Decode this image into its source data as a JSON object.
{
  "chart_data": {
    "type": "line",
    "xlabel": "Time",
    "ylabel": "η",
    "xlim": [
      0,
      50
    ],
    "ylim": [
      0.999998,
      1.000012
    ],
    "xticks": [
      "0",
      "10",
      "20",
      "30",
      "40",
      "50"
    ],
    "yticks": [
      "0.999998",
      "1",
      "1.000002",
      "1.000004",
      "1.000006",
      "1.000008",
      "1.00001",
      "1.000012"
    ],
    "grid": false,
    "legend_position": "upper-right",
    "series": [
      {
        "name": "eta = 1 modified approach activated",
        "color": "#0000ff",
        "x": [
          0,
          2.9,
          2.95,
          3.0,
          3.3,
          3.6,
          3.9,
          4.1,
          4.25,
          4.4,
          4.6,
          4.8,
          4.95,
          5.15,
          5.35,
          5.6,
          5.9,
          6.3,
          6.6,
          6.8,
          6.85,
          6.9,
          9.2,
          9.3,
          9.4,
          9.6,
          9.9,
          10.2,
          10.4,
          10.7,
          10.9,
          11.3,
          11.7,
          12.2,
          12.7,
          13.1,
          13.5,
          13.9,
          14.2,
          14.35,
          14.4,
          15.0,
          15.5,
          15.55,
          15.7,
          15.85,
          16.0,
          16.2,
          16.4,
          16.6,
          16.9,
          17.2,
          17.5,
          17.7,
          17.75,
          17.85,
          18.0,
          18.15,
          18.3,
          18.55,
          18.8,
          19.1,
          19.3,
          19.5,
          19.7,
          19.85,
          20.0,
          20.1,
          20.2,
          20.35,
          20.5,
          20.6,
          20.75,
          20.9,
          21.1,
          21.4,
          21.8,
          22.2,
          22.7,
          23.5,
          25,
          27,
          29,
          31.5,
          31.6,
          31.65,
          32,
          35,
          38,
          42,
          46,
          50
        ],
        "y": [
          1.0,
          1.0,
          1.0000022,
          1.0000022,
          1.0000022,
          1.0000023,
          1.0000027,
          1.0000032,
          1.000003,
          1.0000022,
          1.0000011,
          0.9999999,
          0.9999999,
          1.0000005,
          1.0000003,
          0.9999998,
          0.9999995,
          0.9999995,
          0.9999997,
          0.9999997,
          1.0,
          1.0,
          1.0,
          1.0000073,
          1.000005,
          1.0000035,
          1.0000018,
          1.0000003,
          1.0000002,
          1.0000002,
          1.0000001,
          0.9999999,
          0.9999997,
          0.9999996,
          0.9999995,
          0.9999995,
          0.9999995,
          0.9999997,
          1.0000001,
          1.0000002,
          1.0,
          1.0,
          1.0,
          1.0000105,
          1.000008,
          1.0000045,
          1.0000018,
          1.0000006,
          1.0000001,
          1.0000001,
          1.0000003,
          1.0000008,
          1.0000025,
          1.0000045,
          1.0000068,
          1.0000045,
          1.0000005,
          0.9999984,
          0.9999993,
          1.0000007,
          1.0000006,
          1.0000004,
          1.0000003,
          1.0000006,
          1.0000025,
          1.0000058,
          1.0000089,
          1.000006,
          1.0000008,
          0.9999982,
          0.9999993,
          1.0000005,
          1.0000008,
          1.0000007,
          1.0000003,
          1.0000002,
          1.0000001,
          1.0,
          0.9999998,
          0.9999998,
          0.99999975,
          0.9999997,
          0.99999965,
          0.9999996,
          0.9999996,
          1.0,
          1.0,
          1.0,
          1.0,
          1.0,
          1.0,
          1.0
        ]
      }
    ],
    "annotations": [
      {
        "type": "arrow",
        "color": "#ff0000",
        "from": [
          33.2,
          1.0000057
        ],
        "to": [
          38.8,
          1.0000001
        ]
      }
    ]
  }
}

+---+

[EXERCISE]: The records above need to be transcribed in full. Keep every character unchanged.

[RESPONSE FOR THIS EXERCISE]:
Decode this image into its source data as a JSON object.
{
  "chart_data": {
    "type": "line",
    "xlabel": "Time",
    "ylabel": "η",
    "xlim": [
      0,
      50
    ],
    "ylim": [
      0.999998,
      1.000012
    ],
    "xticks": [
      "0",
      "10",
      "20",
      "30",
      "40",
      "50"
    ],
    "yticks": [
      "0.999998",
      "1",
      "1.000002",
      "1.000004",
      "1.000006",
      "1.000008",
      "1.00001",
      "1.000012"
    ],
    "grid": false,
    "legend_position": "upper-right",
    "series": [
      {
        "name": "eta = 1 modified approach activated",
        "color": "#0000ff",
        "x": [
          0,
          2.9,
          2.95,
          3.0,
          3.3,
          3.6,
          3.9,
          4.1,
          4.25,
          4.4,
          4.6,
          4.8,
          4.95,
          5.15,
          5.35,
          5.6,
          5.9,
          6.3,
          6.6,
          6.8,
          6.85,
          6.9,
          9.2,
          9.3,
          9.4,
          9.6,
          9.9,
          10.2,
          10.4,
          10.7,
          10.9,
          11.3,
          11.7,
          12.2,
          12.7,
          13.1,
          13.5,
          13.9,
          14.2,
          14.35,
          14.4,
          15.0,
          15.5,
          15.55,
          15.7,
          15.85,
          16.0,
          16.2,
          16.4,
          16.6,
          16.9,
          17.2,
          17.5,
          17.7,
          17.75,
          17.85,
          18.0,
          18.15,
          18.3,
          18.55,
          18.8,
          19.1,
          19.3,
          19.5,
          19.7,
          19.85,
          20.0,
          20.1,
          20.2,
          20.35,
          20.5,
          20.6,
          20.75,
          20.9,
          21.1,
          21.4,
          21.8,
          22.2,
          22.7,
          23.5,
          25,
          27,
          29,
          31.5,
          31.6,
          31.65,
          32,
          35,
          38,
          42,
          46,
          50
        ],
        "y": [
          1.0,
          1.0,
          1.0000022,
          1.0000022,
          1.0000022,
          1.0000023,
          1.0000027,
          1.0000032,
          1.000003,
          1.0000022,
          1.0000011,
          0.9999999,
          0.9999999,
          1.0000005,
          1.0000003,
          0.9999998,
          0.9999995,
          0.9999995,
          0.9999997,
          0.9999997,
          1.0,
          1.0,
          1.0,
          1.0000073,
          1.000005,
          1.0000035,
          1.0000018,
          1.0000003,
          1.0000002,
          1.0000002,
          1.0000001,
          0.9999999,
          0.9999997,
          0.9999996,
          0.9999995,
          0.9999995,
          0.9999995,
          0.9999997,
          1.0000001,
          1.0000002,
          1.0,
          1.0,
          1.0,
          1.0000105,
          1.000008,
          1.0000045,
          1.0000018,
          1.0000006,
          1.0000001,
          1.0000001,
          1.0000003,
          1.0000008,
          1.0000025,
          1.0000045,
          1.0000068,
          1.0000045,
          1.0000005,
          0.9999984,
          0.9999993,
          1.0000007,
          1.0000006,
          1.0000004,
          1.0000003,
          1.0000006,
          1.0000025,
          1.0000058,
          1.0000089,
          1.000006,
          1.0000008,
          0.9999982,
          0.9999993,
          1.0000005,
          1.0000008,
          1.0000007,
          1.0000003,
          1.0000002,
          1.0000001,
          1.0,
          0.9999998,
          0.9999998,
          0.99999975,
          0.9999997,
          0.99999965,
          0.9999996,
          0.9999996,
          1.0,
          1.0,
          1.0,
          1.0,
          1.0,
          1.0,
          1.0
        ]
      }
    ],
    "annotations": [
      {
        "type": "arrow",
        "color": "#ff0000",
        "from": [
          33.2,
          1.0000057
        ],
        "to": [
          38.8,
          1.0000001
        ]
      }
    ]
  }
}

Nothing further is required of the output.